--- begin LISTED ENTRIES ---
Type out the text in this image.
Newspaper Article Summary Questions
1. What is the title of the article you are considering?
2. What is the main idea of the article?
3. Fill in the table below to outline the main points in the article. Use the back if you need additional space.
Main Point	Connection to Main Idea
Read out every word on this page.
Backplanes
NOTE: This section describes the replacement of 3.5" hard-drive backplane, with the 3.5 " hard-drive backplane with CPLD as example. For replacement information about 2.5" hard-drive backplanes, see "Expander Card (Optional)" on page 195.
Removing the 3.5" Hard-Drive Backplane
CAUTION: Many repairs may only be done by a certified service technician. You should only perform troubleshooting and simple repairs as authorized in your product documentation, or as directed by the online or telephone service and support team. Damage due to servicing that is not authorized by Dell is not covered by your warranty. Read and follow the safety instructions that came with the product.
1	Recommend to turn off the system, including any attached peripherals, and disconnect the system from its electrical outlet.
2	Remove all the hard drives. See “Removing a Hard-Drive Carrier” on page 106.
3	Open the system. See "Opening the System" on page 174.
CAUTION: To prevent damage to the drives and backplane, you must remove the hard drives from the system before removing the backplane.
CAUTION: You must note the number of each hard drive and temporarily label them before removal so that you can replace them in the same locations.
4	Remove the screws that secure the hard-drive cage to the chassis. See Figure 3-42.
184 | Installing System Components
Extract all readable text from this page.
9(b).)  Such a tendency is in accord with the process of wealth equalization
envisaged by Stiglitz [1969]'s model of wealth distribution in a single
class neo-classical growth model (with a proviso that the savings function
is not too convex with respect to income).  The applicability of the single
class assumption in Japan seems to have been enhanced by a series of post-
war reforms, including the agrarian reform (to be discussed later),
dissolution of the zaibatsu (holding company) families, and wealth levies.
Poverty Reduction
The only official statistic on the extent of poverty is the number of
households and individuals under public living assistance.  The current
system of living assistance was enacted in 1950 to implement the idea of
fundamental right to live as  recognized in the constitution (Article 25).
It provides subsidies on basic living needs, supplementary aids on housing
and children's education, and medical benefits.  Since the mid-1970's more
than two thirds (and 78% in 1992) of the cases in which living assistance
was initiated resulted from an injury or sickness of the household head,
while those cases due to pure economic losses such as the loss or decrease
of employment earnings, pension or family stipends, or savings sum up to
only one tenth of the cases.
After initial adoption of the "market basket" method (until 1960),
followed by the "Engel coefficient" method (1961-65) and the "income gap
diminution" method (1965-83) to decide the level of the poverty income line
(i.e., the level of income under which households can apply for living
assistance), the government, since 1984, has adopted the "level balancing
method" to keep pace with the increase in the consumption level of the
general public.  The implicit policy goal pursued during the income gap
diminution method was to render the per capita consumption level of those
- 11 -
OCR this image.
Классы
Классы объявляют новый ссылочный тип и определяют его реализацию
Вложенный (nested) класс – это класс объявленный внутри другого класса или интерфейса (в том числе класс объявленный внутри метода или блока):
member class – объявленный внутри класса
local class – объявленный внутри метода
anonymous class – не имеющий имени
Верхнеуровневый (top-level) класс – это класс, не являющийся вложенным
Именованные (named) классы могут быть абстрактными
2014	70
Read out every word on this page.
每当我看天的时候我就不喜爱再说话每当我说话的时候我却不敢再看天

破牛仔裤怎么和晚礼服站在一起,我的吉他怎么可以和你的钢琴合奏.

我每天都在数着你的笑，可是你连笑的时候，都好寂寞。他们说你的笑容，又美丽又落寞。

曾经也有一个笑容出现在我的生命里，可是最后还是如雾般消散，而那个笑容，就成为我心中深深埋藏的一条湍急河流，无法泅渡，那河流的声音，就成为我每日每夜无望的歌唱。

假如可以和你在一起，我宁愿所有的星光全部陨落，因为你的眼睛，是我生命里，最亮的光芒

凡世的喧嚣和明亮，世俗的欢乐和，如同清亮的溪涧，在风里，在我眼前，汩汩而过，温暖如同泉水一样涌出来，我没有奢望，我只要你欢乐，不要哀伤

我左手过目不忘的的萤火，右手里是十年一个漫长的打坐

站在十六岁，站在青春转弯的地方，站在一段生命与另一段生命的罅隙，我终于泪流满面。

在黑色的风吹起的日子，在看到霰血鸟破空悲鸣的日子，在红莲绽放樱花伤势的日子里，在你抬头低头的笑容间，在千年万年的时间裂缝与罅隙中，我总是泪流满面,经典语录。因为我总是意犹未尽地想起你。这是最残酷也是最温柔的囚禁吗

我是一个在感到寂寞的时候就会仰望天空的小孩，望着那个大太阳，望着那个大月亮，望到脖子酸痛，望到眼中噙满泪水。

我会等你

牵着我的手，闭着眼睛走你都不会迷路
--- end LISTED ENTRIES ---
INSTRUCTION => Write the material out again in its entirety, exactly as shown.

EXERCISE OUTPUT =>
Type out the text in this image.
Newspaper Article Summary Questions
1. What is the title of the article you are considering?
2. What is the main idea of the article?
3. Fill in the table below to outline the main points in the article. Use the back if you need additional space.
Main Point	Connection to Main Idea
Read out every word on this page.
Backplanes
NOTE: This section describes the replacement of 3.5" hard-drive backplane, with the 3.5 " hard-drive backplane with CPLD as example. For replacement information about 2.5" hard-drive backplanes, see "Expander Card (Optional)" on page 195.
Removing the 3.5" Hard-Drive Backplane
CAUTION: Many repairs may only be done by a certified service technician. You should only perform troubleshooting and simple repairs as authorized in your product documentation, or as directed by the online or telephone service and support team. Damage due to servicing that is not authorized by Dell is not covered by your warranty. Read and follow the safety instructions that came with the product.
1	Recommend to turn off the system, including any attached peripherals, and disconnect the system from its electrical outlet.
2	Remove all the hard drives. See “Removing a Hard-Drive Carrier” on page 106.
3	Open the system. See "Opening the System" on page 174.
CAUTION: To prevent damage to the drives and backplane, you must remove the hard drives from the system before removing the backplane.
CAUTION: You must note the number of each hard drive and temporarily label them before removal so that you can replace them in the same locations.
4	Remove the screws that secure the hard-drive cage to the chassis. See Figure 3-42.
184 | Installing System Components
Extract all readable text from this page.
9(b).)  Such a tendency is in accord with the process of wealth equalization
envisaged by Stiglitz [1969]'s model of wealth distribution in a single
class neo-classical growth model (with a proviso that the savings function
is not too convex with respect to income).  The applicability of the single
class assumption in Japan seems to have been enhanced by a series of post-
war reforms, including the agrarian reform (to be discussed later),
dissolution of the zaibatsu (holding company) families, and wealth levies.
Poverty Reduction
The only official statistic on the extent of poverty is the number of
households and individuals under public living assistance.  The current
system of living assistance was enacted in 1950 to implement the idea of
fundamental right to live as  recognized in the constitution (Article 25).
It provides subsidies on basic living needs, supplementary aids on housing
and children's education, and medical benefits.  Since the mid-1970's more
than two thirds (and 78% in 1992) of the cases in which living assistance
was initiated resulted from an injury or sickness of the household head,
while those cases due to pure economic losses such as the loss or decrease
of employment earnings, pension or family stipends, or savings sum up to
only one tenth of the cases.
After initial adoption of the "market basket" method (until 1960),
followed by the "Engel coefficient" method (1961-65) and the "income gap
diminution" method (1965-83) to decide the level of the poverty income line
(i.e., the level of income under which households can apply for living
assistance), the government, since 1984, has adopted the "level balancing
method" to keep pace with the increase in the consumption level of the
general public.  The implicit policy goal pursued during the income gap
diminution method was to render the per capita consumption level of those
- 11 -
OCR this image.
Классы
Классы объявляют новый ссылочный тип и определяют его реализацию
Вложенный (nested) класс – это класс объявленный внутри другого класса или интерфейса (в том числе класс объявленный внутри метода или блока):
member class – объявленный внутри класса
local class – объявленный внутри метода
anonymous class – не имеющий имени
Верхнеуровневый (top-level) класс – это класс, не являющийся вложенным
Именованные (named) классы могут быть абстрактными
2014	70
Read out every word on this page.
每当我看天的时候我就不喜爱再说话每当我说话的时候我却不敢再看天

破牛仔裤怎么和晚礼服站在一起,我的吉他怎么可以和你的钢琴合奏.

我每天都在数着你的笑，可是你连笑的时候，都好寂寞。他们说你的笑容，又美丽又落寞。

曾经也有一个笑容出现在我的生命里，可是最后还是如雾般消散，而那个笑容，就成为我心中深深埋藏的一条湍急河流，无法泅渡，那河流的声音，就成为我每日每夜无望的歌唱。

假如可以和你在一起，我宁愿所有的星光全部陨落，因为你的眼睛，是我生命里，最亮的光芒

凡世的喧嚣和明亮，世俗的欢乐和，如同清亮的溪涧，在风里，在我眼前，汩汩而过，温暖如同泉水一样涌出来，我没有奢望，我只要你欢乐，不要哀伤

我左手过目不忘的的萤火，右手里是十年一个漫长的打坐

站在十六岁，站在青春转弯的地方，站在一段生命与另一段生命的罅隙，我终于泪流满面。

在黑色的风吹起的日子，在看到霰血鸟破空悲鸣的日子，在红莲绽放樱花伤势的日子里，在你抬头低头的笑容间，在千年万年的时间裂缝与罅隙中，我总是泪流满面,经典语录。因为我总是意犹未尽地想起你。这是最残酷也是最温柔的囚禁吗

我是一个在感到寂寞的时候就会仰望天空的小孩，望着那个大太阳，望着那个大月亮，望到脖子酸痛，望到眼中噙满泪水。

我会等你

牵着我的手，闭着眼睛走你都不会迷路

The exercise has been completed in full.